== GOAL ==
Search the material below for the string "grenzen" and extract each line that has it.

== MATERIAL PROVIDED ==
******************************
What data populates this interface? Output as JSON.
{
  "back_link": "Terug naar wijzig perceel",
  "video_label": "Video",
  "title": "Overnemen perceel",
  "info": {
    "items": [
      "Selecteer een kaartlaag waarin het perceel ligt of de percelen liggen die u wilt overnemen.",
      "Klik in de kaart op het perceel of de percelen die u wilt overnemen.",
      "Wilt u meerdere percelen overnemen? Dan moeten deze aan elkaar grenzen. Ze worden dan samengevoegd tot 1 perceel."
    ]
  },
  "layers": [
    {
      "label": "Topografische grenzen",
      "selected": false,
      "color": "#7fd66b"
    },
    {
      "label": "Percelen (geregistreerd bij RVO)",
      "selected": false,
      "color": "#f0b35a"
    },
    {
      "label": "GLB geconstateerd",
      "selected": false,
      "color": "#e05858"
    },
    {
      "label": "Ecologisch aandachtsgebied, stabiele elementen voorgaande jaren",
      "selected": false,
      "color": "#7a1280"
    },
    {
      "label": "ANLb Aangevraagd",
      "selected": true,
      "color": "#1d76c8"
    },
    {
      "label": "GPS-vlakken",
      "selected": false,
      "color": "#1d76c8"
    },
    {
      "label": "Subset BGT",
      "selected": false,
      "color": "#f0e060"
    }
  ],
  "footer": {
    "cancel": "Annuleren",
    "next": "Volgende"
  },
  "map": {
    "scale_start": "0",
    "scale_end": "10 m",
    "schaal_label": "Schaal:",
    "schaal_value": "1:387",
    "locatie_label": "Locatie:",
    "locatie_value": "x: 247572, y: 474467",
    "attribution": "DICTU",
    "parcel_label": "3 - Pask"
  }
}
******************************
== THE SOLUTION ==
      "Wilt u meerdere percelen overnemen? Dan moeten deze aan elkaar grenzen. Ze worden dan samengevoegd tot 1 perceel."
      "label": "Topografische grenzen",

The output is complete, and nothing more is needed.